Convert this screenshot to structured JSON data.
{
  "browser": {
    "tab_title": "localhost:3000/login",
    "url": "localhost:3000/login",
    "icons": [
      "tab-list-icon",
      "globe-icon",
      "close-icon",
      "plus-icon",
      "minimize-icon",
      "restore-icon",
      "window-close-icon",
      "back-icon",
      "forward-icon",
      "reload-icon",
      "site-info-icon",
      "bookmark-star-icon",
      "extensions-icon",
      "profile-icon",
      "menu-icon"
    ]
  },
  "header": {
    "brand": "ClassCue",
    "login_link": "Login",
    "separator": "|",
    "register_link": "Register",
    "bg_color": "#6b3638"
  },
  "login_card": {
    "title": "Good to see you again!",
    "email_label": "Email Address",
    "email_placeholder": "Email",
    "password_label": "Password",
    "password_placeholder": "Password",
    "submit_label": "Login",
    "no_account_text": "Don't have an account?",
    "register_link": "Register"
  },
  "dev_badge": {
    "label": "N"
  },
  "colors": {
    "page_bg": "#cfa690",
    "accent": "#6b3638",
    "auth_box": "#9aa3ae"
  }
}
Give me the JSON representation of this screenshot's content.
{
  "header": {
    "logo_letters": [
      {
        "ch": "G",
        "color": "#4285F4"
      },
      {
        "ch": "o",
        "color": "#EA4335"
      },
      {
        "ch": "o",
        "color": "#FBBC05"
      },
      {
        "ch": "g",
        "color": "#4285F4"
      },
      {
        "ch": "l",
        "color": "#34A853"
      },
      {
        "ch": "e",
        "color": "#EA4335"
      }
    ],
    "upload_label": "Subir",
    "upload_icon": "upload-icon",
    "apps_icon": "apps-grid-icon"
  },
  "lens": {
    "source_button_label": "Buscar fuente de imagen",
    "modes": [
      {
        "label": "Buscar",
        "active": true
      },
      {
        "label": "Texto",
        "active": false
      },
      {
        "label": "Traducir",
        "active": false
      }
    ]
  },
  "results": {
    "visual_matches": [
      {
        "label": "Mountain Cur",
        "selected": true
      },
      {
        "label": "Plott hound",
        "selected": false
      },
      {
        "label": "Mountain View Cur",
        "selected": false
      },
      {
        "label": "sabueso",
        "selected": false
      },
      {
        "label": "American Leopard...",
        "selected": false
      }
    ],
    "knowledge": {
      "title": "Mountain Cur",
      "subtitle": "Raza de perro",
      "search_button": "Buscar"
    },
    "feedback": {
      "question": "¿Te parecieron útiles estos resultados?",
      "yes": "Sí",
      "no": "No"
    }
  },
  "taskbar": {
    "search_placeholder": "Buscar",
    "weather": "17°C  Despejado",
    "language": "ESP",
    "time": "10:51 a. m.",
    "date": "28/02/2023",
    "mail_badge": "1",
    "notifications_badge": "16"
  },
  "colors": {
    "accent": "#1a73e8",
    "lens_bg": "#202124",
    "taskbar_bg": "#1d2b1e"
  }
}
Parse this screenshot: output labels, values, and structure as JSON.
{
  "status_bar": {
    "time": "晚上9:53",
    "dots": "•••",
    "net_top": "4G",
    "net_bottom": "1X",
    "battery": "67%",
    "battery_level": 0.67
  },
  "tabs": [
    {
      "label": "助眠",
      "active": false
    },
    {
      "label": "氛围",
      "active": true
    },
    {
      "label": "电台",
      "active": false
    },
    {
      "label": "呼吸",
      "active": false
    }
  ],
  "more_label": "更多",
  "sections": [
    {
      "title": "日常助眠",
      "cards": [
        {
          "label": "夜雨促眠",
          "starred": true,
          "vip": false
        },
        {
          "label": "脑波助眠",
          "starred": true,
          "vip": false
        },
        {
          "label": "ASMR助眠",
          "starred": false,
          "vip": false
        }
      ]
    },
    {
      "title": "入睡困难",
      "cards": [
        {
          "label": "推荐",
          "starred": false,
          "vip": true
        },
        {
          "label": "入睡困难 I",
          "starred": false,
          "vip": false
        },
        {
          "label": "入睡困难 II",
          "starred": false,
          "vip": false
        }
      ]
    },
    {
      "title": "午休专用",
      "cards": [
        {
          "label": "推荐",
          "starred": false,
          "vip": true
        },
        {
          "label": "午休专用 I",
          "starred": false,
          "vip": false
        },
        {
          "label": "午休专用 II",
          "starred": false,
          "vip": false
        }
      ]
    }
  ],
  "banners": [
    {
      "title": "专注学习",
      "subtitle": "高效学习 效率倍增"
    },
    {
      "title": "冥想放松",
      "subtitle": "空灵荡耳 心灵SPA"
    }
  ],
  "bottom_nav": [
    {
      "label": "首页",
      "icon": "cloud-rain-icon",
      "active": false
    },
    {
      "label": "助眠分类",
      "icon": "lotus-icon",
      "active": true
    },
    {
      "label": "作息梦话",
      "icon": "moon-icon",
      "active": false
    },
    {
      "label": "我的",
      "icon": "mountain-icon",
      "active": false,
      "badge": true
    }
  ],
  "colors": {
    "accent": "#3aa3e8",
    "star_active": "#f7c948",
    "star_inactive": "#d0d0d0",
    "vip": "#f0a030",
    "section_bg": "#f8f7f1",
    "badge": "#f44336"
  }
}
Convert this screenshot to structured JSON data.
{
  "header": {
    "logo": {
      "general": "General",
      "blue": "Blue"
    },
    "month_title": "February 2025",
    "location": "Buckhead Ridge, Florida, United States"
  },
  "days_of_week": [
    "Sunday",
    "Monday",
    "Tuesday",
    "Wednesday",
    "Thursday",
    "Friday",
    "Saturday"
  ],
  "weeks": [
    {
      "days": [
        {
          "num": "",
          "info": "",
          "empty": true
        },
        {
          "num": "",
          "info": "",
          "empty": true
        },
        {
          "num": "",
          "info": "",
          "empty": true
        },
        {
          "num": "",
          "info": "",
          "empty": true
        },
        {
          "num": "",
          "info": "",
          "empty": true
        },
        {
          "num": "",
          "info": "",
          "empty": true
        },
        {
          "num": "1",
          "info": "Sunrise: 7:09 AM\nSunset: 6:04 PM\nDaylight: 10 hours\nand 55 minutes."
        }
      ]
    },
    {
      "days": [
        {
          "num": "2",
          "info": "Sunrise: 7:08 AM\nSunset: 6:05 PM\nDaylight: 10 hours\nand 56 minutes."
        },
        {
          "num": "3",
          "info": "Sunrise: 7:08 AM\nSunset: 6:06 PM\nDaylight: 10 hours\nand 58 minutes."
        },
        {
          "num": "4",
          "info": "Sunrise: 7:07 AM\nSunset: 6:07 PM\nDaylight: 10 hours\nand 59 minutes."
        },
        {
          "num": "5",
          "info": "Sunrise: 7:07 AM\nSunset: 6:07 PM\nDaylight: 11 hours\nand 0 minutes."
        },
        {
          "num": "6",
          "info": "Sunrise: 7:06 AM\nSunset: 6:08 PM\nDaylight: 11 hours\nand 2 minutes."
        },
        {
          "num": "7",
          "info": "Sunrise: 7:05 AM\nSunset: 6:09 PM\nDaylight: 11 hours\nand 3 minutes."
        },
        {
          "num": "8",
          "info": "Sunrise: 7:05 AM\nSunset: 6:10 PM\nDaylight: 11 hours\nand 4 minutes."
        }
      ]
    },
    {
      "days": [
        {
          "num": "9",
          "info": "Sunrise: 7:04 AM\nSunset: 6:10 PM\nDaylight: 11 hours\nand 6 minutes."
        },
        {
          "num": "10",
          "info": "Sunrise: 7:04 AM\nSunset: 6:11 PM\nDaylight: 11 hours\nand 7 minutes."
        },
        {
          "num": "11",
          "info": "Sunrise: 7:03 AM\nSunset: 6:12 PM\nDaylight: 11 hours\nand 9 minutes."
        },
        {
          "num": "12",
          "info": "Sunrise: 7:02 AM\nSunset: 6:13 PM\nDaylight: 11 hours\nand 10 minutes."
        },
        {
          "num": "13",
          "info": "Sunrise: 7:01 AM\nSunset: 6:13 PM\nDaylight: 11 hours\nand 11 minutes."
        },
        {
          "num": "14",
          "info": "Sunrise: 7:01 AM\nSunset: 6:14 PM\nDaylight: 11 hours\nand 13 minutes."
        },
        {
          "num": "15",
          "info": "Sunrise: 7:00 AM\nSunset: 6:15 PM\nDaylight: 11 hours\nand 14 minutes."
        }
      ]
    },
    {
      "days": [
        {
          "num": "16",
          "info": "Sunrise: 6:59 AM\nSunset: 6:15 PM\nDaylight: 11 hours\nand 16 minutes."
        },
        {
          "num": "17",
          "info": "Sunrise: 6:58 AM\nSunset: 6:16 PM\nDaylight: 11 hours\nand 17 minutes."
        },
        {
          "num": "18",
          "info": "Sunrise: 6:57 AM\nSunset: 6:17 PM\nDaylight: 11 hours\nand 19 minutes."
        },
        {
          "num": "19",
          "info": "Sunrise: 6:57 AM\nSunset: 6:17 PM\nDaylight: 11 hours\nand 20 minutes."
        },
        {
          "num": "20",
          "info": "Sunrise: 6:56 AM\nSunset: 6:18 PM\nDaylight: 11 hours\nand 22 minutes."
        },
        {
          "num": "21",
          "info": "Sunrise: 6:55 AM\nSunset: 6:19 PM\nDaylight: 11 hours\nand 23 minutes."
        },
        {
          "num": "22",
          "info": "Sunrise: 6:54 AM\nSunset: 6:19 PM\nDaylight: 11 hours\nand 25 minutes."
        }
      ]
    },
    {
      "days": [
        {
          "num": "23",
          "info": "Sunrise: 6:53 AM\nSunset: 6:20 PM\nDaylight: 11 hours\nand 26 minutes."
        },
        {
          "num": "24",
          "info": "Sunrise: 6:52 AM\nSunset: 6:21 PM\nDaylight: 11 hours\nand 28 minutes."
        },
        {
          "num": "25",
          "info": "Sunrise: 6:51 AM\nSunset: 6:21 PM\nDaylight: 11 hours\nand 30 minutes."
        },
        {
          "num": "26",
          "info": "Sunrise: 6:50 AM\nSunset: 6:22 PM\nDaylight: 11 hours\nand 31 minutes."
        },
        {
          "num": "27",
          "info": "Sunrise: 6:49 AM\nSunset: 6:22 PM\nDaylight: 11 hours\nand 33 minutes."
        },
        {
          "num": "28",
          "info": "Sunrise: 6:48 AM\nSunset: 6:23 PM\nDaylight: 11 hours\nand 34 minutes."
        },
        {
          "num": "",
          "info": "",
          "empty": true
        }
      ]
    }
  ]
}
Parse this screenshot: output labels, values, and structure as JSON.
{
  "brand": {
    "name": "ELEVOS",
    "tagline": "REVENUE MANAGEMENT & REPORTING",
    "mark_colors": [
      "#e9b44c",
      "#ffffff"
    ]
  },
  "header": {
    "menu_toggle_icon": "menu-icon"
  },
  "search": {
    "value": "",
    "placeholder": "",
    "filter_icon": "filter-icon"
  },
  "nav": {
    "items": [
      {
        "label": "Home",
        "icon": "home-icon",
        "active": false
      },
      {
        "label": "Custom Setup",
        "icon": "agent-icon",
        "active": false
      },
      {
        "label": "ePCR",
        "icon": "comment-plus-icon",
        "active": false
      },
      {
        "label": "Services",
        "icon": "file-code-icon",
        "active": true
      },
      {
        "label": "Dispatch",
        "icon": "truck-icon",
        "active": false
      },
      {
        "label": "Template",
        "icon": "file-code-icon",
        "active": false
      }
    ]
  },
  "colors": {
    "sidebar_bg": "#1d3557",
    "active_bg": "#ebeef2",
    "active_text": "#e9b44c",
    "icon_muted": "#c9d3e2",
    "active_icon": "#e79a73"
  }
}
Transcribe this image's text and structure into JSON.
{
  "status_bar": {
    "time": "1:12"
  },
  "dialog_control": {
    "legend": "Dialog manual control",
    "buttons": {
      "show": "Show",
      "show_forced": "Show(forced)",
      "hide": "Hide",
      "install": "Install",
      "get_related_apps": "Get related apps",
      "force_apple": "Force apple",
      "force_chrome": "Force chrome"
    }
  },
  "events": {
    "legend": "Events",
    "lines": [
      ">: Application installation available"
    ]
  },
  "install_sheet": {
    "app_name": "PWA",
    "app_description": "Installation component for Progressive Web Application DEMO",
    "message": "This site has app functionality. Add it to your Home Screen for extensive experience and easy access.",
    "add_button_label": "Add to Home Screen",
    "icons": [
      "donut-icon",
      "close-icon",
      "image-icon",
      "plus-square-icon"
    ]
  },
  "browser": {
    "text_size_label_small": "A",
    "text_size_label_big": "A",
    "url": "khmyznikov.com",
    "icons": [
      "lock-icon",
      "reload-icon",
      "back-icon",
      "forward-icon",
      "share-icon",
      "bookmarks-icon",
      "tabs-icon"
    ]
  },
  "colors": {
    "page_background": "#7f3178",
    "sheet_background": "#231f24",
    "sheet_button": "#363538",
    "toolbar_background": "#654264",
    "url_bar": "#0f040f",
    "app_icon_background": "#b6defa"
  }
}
------------------------------------
WHAT IS BEING ASKED:
Go through the material and select each line with the string "Register" in it.

EXERCISE RESULT:
    "register_link": "Register",
    "register_link": "Register"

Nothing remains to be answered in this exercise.